## THE RECORDS
= = =

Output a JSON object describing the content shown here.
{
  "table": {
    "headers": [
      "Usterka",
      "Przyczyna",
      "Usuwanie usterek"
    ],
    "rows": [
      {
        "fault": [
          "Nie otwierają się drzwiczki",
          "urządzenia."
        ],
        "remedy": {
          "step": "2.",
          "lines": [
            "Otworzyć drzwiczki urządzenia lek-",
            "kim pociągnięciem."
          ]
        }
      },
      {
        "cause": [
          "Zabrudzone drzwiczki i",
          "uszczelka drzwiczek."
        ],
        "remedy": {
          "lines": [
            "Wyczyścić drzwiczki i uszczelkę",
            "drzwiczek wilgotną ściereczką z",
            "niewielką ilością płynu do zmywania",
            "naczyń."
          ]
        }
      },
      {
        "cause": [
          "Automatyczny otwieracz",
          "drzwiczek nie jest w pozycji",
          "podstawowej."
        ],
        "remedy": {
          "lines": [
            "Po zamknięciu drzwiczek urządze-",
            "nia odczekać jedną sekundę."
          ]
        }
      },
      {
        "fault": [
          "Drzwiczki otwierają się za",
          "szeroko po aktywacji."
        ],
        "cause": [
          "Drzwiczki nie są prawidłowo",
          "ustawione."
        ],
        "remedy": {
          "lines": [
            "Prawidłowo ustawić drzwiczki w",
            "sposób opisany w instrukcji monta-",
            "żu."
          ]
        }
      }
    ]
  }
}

= = =

## GIVEN PROBLEM
Write the data from above out again, exactly.

## SOLUTION
Output a JSON object describing the content shown here.
{
  "table": {
    "headers": [
      "Usterka",
      "Przyczyna",
      "Usuwanie usterek"
    ],
    "rows": [
      {
        "fault": [
          "Nie otwierają się drzwiczki",
          "urządzenia."
        ],
        "remedy": {
          "step": "2.",
          "lines": [
            "Otworzyć drzwiczki urządzenia lek-",
            "kim pociągnięciem."
          ]
        }
      },
      {
        "cause": [
          "Zabrudzone drzwiczki i",
          "uszczelka drzwiczek."
        ],
        "remedy": {
          "lines": [
            "Wyczyścić drzwiczki i uszczelkę",
            "drzwiczek wilgotną ściereczką z",
            "niewielką ilością płynu do zmywania",
            "naczyń."
          ]
        }
      },
      {
        "cause": [
          "Automatyczny otwieracz",
          "drzwiczek nie jest w pozycji",
          "podstawowej."
        ],
        "remedy": {
          "lines": [
            "Po zamknięciu drzwiczek urządze-",
            "nia odczekać jedną sekundę."
          ]
        }
      },
      {
        "fault": [
          "Drzwiczki otwierają się za",
          "szeroko po aktywacji."
        ],
        "cause": [
          "Drzwiczki nie są prawidłowo",
          "ustawione."
        ],
        "remedy": {
          "lines": [
            "Prawidłowo ustawić drzwiczki w",
            "sposób opisany w instrukcji monta-",
            "żu."
          ]
        }
      }
    ]
  }
}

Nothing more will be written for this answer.